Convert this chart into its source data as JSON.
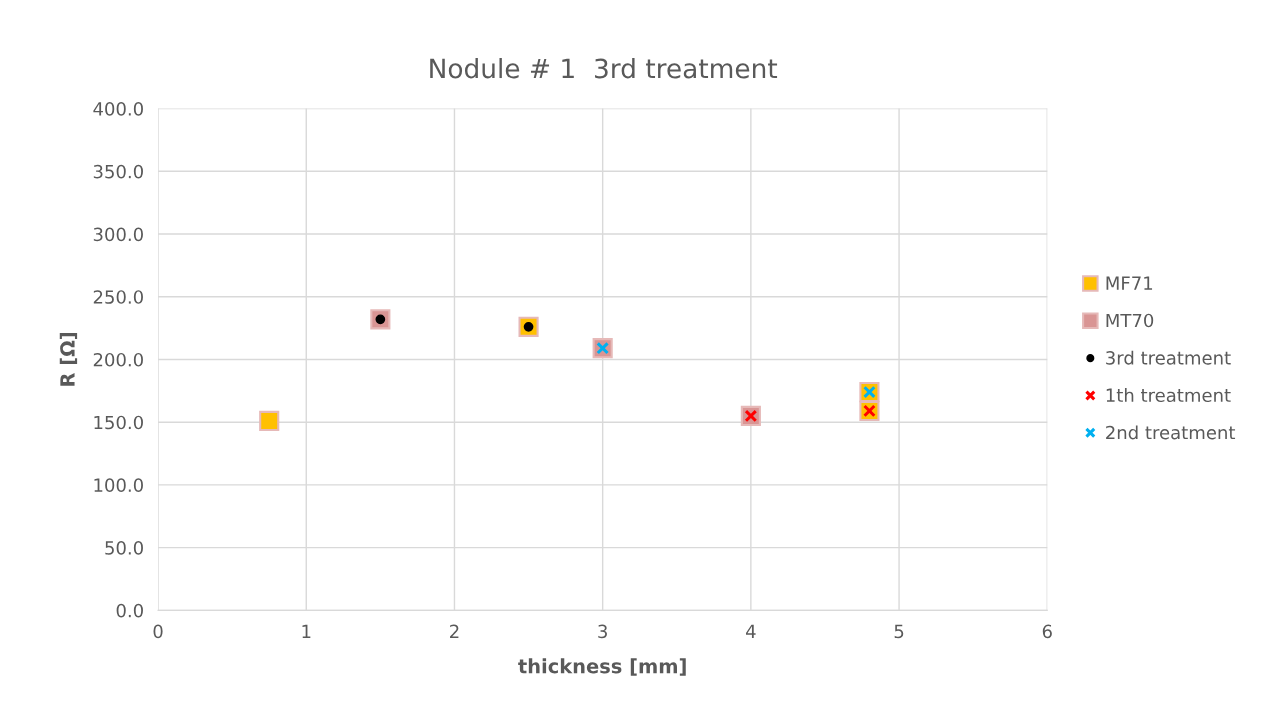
{
  "chart_data": {
    "type": "scatter",
    "title": "Nodule # 1  3rd treatment",
    "xlabel": "thickness [mm]",
    "ylabel": "R [Ω]",
    "xlim": [
      0,
      6
    ],
    "xticks": [
      0,
      1,
      2,
      3,
      4,
      5,
      6
    ],
    "ylim": [
      0,
      400
    ],
    "yticks": [
      {
        "value": 0,
        "label": "0.0"
      },
      {
        "value": 50,
        "label": "50.0"
      },
      {
        "value": 100,
        "label": "100.0"
      },
      {
        "value": 150,
        "label": "150.0"
      },
      {
        "value": 200,
        "label": "200.0"
      },
      {
        "value": 250,
        "label": "250.0"
      },
      {
        "value": 300,
        "label": "300.0"
      },
      {
        "value": 350,
        "label": "350.0"
      },
      {
        "value": 400,
        "label": "400.0"
      }
    ],
    "grid": true,
    "legend": "right",
    "series": [
      {
        "name": "MF71",
        "color": "#ffc000",
        "marker": "square",
        "x": [
          0.75,
          2.5,
          4.8,
          4.8
        ],
        "values": [
          151,
          226,
          174,
          159
        ]
      },
      {
        "name": "MT70",
        "color": "#d99594",
        "marker": "square",
        "x": [
          1.5,
          3.0,
          4.0
        ],
        "values": [
          232,
          209,
          155
        ]
      },
      {
        "name": "3rd treatment",
        "color": "#000000",
        "marker": "circle",
        "x": [
          1.5,
          2.5
        ],
        "values": [
          232,
          226
        ]
      },
      {
        "name": "1th treatment",
        "color": "#ff0000",
        "marker": "cross",
        "x": [
          4.0,
          4.8
        ],
        "values": [
          155,
          159
        ]
      },
      {
        "name": "2nd treatment",
        "color": "#00b0f0",
        "marker": "cross",
        "x": [
          3.0,
          4.8
        ],
        "values": [
          209,
          174
        ]
      }
    ]
  }
}
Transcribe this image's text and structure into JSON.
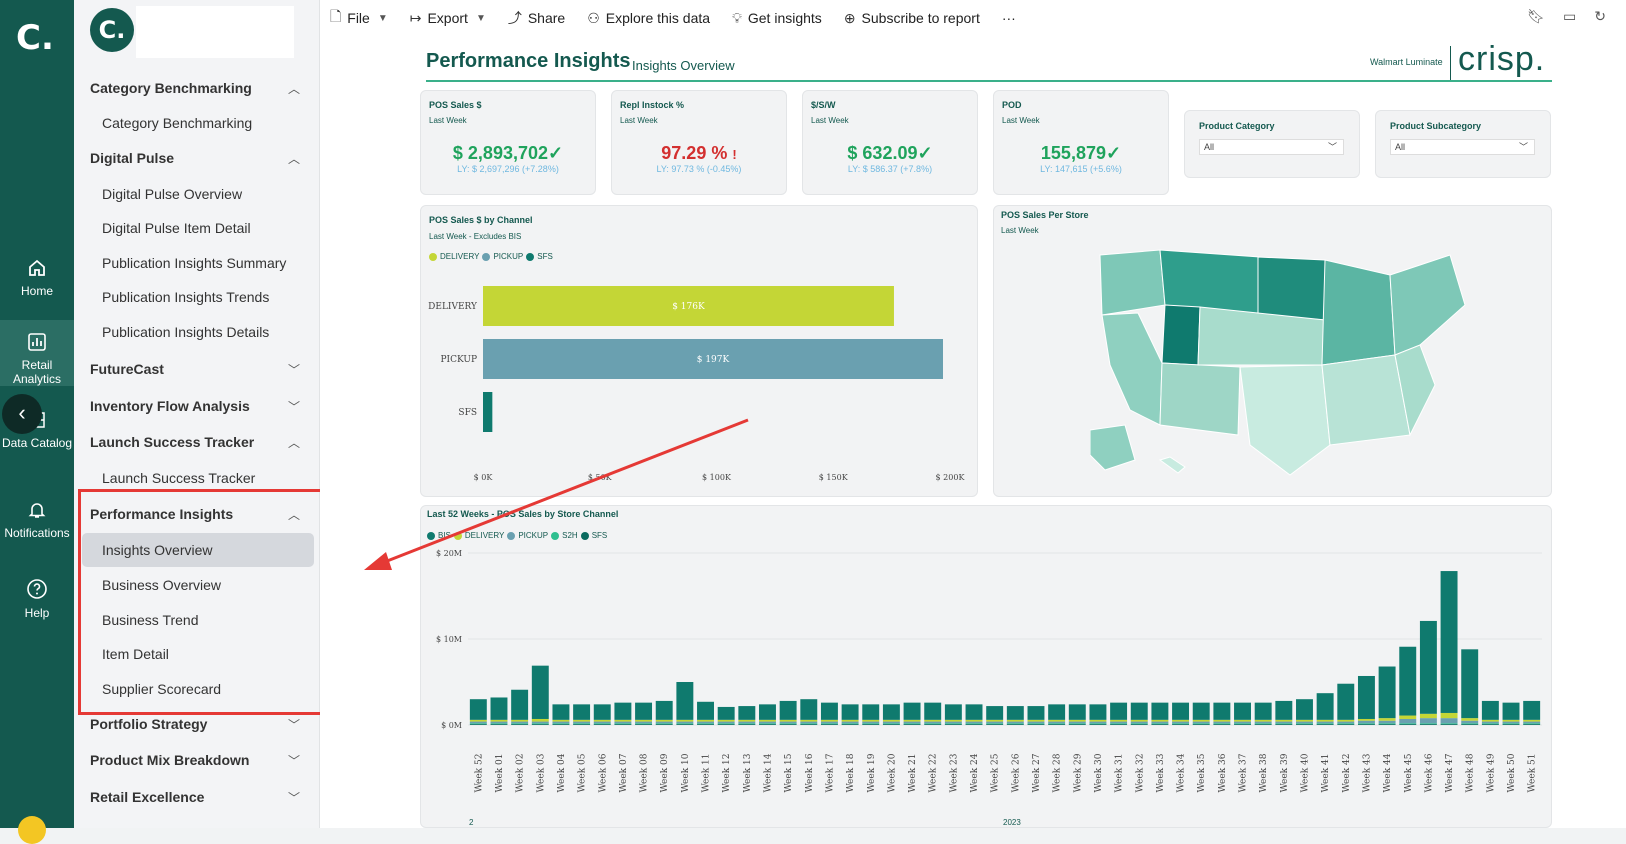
{
  "rail": {
    "logo": "C.",
    "items": [
      {
        "label": "Home",
        "icon": "home-icon"
      },
      {
        "label": "Retail Analytics",
        "icon": "bar-chart-icon"
      },
      {
        "label": "Data Catalog",
        "icon": "grid-icon"
      },
      {
        "label": "Notifications",
        "icon": "bell-icon"
      },
      {
        "label": "Help",
        "icon": "help-icon"
      }
    ]
  },
  "sidebar": {
    "logo": "C.",
    "sections": [
      {
        "label": "Category Benchmarking",
        "expanded": true,
        "items": [
          "Category Benchmarking"
        ]
      },
      {
        "label": "Digital Pulse",
        "expanded": true,
        "items": [
          "Digital Pulse Overview",
          "Digital Pulse Item Detail",
          "Publication Insights Summary",
          "Publication Insights Trends",
          "Publication Insights Details"
        ]
      },
      {
        "label": "FutureCast",
        "expanded": false,
        "items": []
      },
      {
        "label": "Inventory Flow Analysis",
        "expanded": false,
        "items": []
      },
      {
        "label": "Launch Success Tracker",
        "expanded": true,
        "items": [
          "Launch Success Tracker"
        ]
      },
      {
        "label": "Performance Insights",
        "expanded": true,
        "items": [
          "Insights Overview",
          "Business Overview",
          "Business Trend",
          "Item Detail",
          "Supplier Scorecard"
        ]
      },
      {
        "label": "Portfolio Strategy",
        "expanded": false,
        "items": []
      },
      {
        "label": "Product Mix Breakdown",
        "expanded": false,
        "items": []
      },
      {
        "label": "Retail Excellence",
        "expanded": false,
        "items": []
      }
    ],
    "active_item": "Insights Overview"
  },
  "toolbar": {
    "file": "File",
    "export": "Export",
    "share": "Share",
    "explore": "Explore this data",
    "insights": "Get insights",
    "subscribe": "Subscribe to report",
    "more": "···"
  },
  "report": {
    "title": "Performance Insights",
    "subtitle": "Insights Overview",
    "brand_small": "Walmart Luminate",
    "brand_big": "crisp."
  },
  "kpis": [
    {
      "title": "POS Sales $",
      "period": "Last Week",
      "value": "$ 2,893,702",
      "mark": "✓",
      "status": "good",
      "ly": "LY: $ 2,697,296 (+7.28%)"
    },
    {
      "title": "Repl Instock %",
      "period": "Last Week",
      "value": "97.29 %",
      "mark": "!",
      "status": "bad",
      "ly": "LY: 97.73 % (-0.45%)"
    },
    {
      "title": "$/S/W",
      "period": "Last Week",
      "value": "$ 632.09",
      "mark": "✓",
      "status": "good",
      "ly": "LY: $ 586.37 (+7.8%)"
    },
    {
      "title": "POD",
      "period": "Last Week",
      "value": "155,879",
      "mark": "✓",
      "status": "good",
      "ly": "LY: 147,615 (+5.6%)"
    }
  ],
  "filters": [
    {
      "label": "Product Category",
      "value": "All"
    },
    {
      "label": "Product Subcategory",
      "value": "All"
    }
  ],
  "channel_chart": {
    "title": "POS Sales $ by Channel",
    "subtitle": "Last Week - Excludes BIS",
    "legend": [
      {
        "name": "DELIVERY",
        "color": "#c4d636"
      },
      {
        "name": "PICKUP",
        "color": "#6aa0b0"
      },
      {
        "name": "SFS",
        "color": "#0f7a6e"
      }
    ]
  },
  "map": {
    "title": "POS Sales Per Store",
    "subtitle": "Last Week"
  },
  "weekly_chart": {
    "title": "Last 52 Weeks - POS Sales by Store Channel",
    "legend": [
      {
        "name": "BIS",
        "color": "#0f7a6e"
      },
      {
        "name": "DELIVERY",
        "color": "#c4d636"
      },
      {
        "name": "PICKUP",
        "color": "#6aa0b0"
      },
      {
        "name": "S2H",
        "color": "#2fbf8f"
      },
      {
        "name": "SFS",
        "color": "#0b6b5f"
      }
    ],
    "year_labels": [
      "2",
      "2023"
    ]
  },
  "chart_data": [
    {
      "type": "bar",
      "orientation": "horizontal",
      "title": "POS Sales $ by Channel",
      "categories": [
        "DELIVERY",
        "PICKUP",
        "SFS"
      ],
      "values": [
        176,
        197,
        4
      ],
      "value_labels": [
        "$ 176K",
        "$ 197K",
        ""
      ],
      "colors": [
        "#c4d636",
        "#6aa0b0",
        "#0f7a6e"
      ],
      "xlim": [
        0,
        200
      ],
      "x_ticks": [
        "$ 0K",
        "$ 50K",
        "$ 100K",
        "$ 150K",
        "$ 200K"
      ],
      "x_tick_values": [
        0,
        50,
        100,
        150,
        200
      ]
    },
    {
      "type": "bar",
      "stacked": true,
      "title": "Last 52 Weeks - POS Sales by Store Channel",
      "categories": [
        "Week 52",
        "Week 01",
        "Week 02",
        "Week 03",
        "Week 04",
        "Week 05",
        "Week 06",
        "Week 07",
        "Week 08",
        "Week 09",
        "Week 10",
        "Week 11",
        "Week 12",
        "Week 13",
        "Week 14",
        "Week 15",
        "Week 16",
        "Week 17",
        "Week 18",
        "Week 19",
        "Week 20",
        "Week 21",
        "Week 22",
        "Week 23",
        "Week 24",
        "Week 25",
        "Week 26",
        "Week 27",
        "Week 28",
        "Week 29",
        "Week 30",
        "Week 31",
        "Week 32",
        "Week 33",
        "Week 34",
        "Week 35",
        "Week 36",
        "Week 37",
        "Week 38",
        "Week 39",
        "Week 40",
        "Week 41",
        "Week 42",
        "Week 43",
        "Week 44",
        "Week 45",
        "Week 46",
        "Week 47",
        "Week 48",
        "Week 49",
        "Week 50",
        "Week 51"
      ],
      "series": [
        {
          "name": "BIS",
          "values": [
            2.4,
            2.6,
            3.5,
            6.2,
            1.8,
            1.8,
            1.8,
            2.0,
            2.0,
            2.2,
            4.4,
            2.1,
            1.5,
            1.6,
            1.8,
            2.2,
            2.4,
            2.0,
            1.8,
            1.8,
            1.8,
            2.0,
            2.0,
            1.8,
            1.8,
            1.6,
            1.6,
            1.6,
            1.8,
            1.8,
            1.8,
            2.0,
            2.0,
            2.0,
            2.0,
            2.0,
            2.0,
            2.0,
            2.0,
            2.2,
            2.4,
            3.1,
            4.2,
            5.0,
            6.0,
            8.0,
            10.8,
            16.5,
            8.0,
            2.2,
            2.0,
            2.2
          ]
        },
        {
          "name": "DELIVERY",
          "values": [
            0.2,
            0.2,
            0.2,
            0.3,
            0.2,
            0.2,
            0.2,
            0.2,
            0.2,
            0.2,
            0.2,
            0.2,
            0.2,
            0.2,
            0.2,
            0.2,
            0.2,
            0.2,
            0.2,
            0.2,
            0.2,
            0.2,
            0.2,
            0.2,
            0.2,
            0.2,
            0.2,
            0.2,
            0.2,
            0.2,
            0.2,
            0.2,
            0.2,
            0.2,
            0.2,
            0.2,
            0.2,
            0.2,
            0.2,
            0.2,
            0.2,
            0.2,
            0.2,
            0.2,
            0.3,
            0.4,
            0.5,
            0.6,
            0.3,
            0.2,
            0.2,
            0.2
          ]
        },
        {
          "name": "PICKUP",
          "values": [
            0.2,
            0.2,
            0.2,
            0.2,
            0.2,
            0.2,
            0.2,
            0.2,
            0.2,
            0.2,
            0.2,
            0.2,
            0.2,
            0.2,
            0.2,
            0.2,
            0.2,
            0.2,
            0.2,
            0.2,
            0.2,
            0.2,
            0.2,
            0.2,
            0.2,
            0.2,
            0.2,
            0.2,
            0.2,
            0.2,
            0.2,
            0.2,
            0.2,
            0.2,
            0.2,
            0.2,
            0.2,
            0.2,
            0.2,
            0.2,
            0.2,
            0.2,
            0.2,
            0.3,
            0.3,
            0.5,
            0.6,
            0.6,
            0.3,
            0.2,
            0.2,
            0.2
          ]
        },
        {
          "name": "S2H",
          "values": [
            0.1,
            0.1,
            0.1,
            0.1,
            0.1,
            0.1,
            0.1,
            0.1,
            0.1,
            0.1,
            0.1,
            0.1,
            0.1,
            0.1,
            0.1,
            0.1,
            0.1,
            0.1,
            0.1,
            0.1,
            0.1,
            0.1,
            0.1,
            0.1,
            0.1,
            0.1,
            0.1,
            0.1,
            0.1,
            0.1,
            0.1,
            0.1,
            0.1,
            0.1,
            0.1,
            0.1,
            0.1,
            0.1,
            0.1,
            0.1,
            0.1,
            0.1,
            0.1,
            0.1,
            0.1,
            0.1,
            0.1,
            0.1,
            0.1,
            0.1,
            0.1,
            0.1
          ]
        },
        {
          "name": "SFS",
          "values": [
            0.1,
            0.1,
            0.1,
            0.1,
            0.1,
            0.1,
            0.1,
            0.1,
            0.1,
            0.1,
            0.1,
            0.1,
            0.1,
            0.1,
            0.1,
            0.1,
            0.1,
            0.1,
            0.1,
            0.1,
            0.1,
            0.1,
            0.1,
            0.1,
            0.1,
            0.1,
            0.1,
            0.1,
            0.1,
            0.1,
            0.1,
            0.1,
            0.1,
            0.1,
            0.1,
            0.1,
            0.1,
            0.1,
            0.1,
            0.1,
            0.1,
            0.1,
            0.1,
            0.1,
            0.1,
            0.1,
            0.1,
            0.1,
            0.1,
            0.1,
            0.1,
            0.1
          ]
        }
      ],
      "ylim": [
        0,
        20
      ],
      "y_ticks": [
        "$ 0M",
        "$ 10M",
        "$ 20M"
      ],
      "y_tick_values": [
        0,
        10,
        20
      ],
      "ylabel": "",
      "xlabel": ""
    }
  ]
}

━━━━━━━━━━━━━━━━━━━━

> GIVEN EXERCISE
In the lines above, locate the string "treatment". Copy every line where it occurs.

> SOLVED EXERCISE
    "title": "Nodule # 1  3rd treatment",
        "name": "3rd treatment",
        "name": "1th treatment",
        "name": "2nd treatment",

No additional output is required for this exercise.